* **Brano fornito**

'''

Dal canto mio, non posso che essere daccordo con il punto di vista dello scienziato (il mondo della conservazione dei beni culturali avrebbe indubbiamente bisogno di iniziare ad avvicinarsi ai problemi con un approccio più scientificamente corretto - ne deriverebbero dei vantaggi sia per le opere, che per gli operatori), ma riesco a comprendere perfettamente anche la diffidenza del restauratore nell'accettare l'intrusione scientifica...


Insomma, in una realtà in cui il restauro è un'attività ancora molto legata all'artigianato delle botteghe di un tempo (stando, a onor del vero, a quel poco che ho potuto vedere e sentir raccontare), c'è posto per la scienza?

'''

Secondo il brano fornito, a che cosa è ancora molto legata l'attività di restauro?

* **Dati mostrati**

'''

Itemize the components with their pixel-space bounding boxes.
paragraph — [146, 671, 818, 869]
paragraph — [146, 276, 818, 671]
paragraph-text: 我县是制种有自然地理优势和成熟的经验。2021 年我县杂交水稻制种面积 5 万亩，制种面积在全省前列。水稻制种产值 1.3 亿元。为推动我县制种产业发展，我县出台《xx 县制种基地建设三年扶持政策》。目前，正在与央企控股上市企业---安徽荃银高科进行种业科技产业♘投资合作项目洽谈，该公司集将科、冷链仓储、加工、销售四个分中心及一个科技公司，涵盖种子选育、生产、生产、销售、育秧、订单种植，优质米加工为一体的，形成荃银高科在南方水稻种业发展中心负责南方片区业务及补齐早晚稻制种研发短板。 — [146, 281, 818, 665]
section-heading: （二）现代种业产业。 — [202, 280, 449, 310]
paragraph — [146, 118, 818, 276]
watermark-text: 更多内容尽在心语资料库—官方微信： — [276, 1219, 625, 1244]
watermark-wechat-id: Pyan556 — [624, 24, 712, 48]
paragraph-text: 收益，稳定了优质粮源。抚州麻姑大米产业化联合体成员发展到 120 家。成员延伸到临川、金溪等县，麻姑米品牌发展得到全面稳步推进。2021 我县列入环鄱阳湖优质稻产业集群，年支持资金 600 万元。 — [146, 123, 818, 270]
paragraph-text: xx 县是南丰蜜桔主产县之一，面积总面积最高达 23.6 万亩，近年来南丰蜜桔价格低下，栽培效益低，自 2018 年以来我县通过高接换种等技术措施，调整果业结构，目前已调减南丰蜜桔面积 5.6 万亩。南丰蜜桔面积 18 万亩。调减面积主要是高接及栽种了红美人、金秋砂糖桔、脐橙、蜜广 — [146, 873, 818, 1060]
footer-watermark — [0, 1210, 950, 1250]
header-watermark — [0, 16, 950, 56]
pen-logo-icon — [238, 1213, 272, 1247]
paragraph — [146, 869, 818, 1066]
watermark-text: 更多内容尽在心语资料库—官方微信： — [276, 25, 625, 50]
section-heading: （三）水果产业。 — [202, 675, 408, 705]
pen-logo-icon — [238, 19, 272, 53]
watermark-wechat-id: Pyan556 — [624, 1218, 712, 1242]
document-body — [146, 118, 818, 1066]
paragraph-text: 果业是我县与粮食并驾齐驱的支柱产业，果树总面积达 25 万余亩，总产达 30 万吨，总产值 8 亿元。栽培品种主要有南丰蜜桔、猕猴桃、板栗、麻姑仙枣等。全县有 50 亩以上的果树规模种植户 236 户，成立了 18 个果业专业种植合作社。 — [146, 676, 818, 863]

'''

* **Soluzione scritta**
All'artigianato delle botteghe di un tempo.